Data entries:

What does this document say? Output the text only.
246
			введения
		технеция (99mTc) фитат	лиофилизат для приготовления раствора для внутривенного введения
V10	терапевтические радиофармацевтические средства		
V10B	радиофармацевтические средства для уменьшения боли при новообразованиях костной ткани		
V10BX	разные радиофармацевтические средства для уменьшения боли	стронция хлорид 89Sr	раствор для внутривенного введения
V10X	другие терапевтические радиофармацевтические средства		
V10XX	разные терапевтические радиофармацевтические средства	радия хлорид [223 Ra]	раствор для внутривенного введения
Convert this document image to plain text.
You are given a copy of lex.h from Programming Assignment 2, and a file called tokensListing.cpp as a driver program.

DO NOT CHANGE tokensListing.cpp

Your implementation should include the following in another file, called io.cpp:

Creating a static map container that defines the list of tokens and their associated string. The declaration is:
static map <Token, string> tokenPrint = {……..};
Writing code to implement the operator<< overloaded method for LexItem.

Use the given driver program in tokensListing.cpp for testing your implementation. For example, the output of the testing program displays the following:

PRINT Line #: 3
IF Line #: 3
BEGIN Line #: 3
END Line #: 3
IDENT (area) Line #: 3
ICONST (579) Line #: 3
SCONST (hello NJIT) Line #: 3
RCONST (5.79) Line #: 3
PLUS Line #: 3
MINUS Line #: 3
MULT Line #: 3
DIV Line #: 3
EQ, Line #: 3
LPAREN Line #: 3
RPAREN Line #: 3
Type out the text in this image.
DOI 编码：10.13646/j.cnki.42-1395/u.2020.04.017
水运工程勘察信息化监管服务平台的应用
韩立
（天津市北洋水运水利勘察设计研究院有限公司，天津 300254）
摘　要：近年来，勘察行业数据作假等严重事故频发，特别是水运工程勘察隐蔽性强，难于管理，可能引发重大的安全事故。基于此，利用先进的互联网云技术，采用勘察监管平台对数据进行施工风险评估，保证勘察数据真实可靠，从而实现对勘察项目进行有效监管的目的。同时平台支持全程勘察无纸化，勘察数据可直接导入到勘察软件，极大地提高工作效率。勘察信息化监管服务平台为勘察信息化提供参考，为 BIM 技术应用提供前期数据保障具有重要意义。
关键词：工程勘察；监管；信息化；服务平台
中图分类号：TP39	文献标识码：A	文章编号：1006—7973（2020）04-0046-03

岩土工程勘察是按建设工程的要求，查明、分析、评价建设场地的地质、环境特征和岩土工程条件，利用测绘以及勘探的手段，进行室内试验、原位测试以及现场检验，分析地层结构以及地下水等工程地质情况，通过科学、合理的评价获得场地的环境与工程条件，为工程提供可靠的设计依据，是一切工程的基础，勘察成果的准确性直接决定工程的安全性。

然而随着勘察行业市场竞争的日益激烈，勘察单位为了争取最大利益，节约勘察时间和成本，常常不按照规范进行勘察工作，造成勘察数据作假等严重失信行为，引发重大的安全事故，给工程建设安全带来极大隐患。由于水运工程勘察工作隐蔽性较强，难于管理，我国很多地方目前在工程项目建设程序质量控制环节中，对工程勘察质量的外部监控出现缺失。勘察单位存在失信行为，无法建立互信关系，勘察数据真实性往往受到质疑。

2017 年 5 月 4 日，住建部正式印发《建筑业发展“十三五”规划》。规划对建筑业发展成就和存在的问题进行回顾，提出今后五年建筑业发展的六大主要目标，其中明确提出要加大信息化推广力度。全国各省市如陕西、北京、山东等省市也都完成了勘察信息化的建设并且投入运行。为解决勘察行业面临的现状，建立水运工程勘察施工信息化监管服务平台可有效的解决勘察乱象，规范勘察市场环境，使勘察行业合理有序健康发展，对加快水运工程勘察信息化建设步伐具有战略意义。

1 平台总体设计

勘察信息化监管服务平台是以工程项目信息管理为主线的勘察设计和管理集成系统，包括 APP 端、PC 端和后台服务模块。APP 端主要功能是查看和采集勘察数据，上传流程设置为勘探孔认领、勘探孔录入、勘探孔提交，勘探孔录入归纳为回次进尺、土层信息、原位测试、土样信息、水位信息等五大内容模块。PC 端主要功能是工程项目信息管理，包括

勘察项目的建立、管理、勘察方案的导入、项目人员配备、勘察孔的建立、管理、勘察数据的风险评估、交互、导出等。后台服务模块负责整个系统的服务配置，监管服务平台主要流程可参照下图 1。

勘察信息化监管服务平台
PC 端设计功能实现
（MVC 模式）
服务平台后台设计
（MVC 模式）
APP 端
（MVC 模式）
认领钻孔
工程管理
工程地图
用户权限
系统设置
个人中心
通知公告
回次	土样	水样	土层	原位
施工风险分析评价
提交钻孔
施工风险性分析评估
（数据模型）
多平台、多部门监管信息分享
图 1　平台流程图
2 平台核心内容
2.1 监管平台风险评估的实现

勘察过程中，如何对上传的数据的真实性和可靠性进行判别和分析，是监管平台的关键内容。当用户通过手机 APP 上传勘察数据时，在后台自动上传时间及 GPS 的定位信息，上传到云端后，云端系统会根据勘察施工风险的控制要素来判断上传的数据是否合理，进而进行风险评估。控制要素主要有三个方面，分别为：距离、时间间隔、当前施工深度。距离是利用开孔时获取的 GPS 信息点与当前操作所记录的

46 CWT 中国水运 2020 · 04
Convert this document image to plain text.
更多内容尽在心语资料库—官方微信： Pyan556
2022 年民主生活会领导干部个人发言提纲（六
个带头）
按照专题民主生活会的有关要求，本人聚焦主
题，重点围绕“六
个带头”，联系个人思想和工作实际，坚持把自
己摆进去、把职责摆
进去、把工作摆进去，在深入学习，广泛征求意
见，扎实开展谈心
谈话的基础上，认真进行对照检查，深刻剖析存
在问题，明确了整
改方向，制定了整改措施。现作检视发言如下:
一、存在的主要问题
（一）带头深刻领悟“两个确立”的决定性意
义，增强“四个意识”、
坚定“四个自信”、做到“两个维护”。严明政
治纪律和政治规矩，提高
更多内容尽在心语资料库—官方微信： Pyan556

= SET EXERCISE =
Return from the data every line that holds "терапевтические".

= RESPONSE FOR THIS EXERCISE =
V10	терапевтические радиофармацевтические средства		
V10X	другие терапевтические радиофармацевтические средства		
V10XX	разные терапевтические радиофармацевтические средства	радия хлорид [223 Ra]	раствор для внутривенного введения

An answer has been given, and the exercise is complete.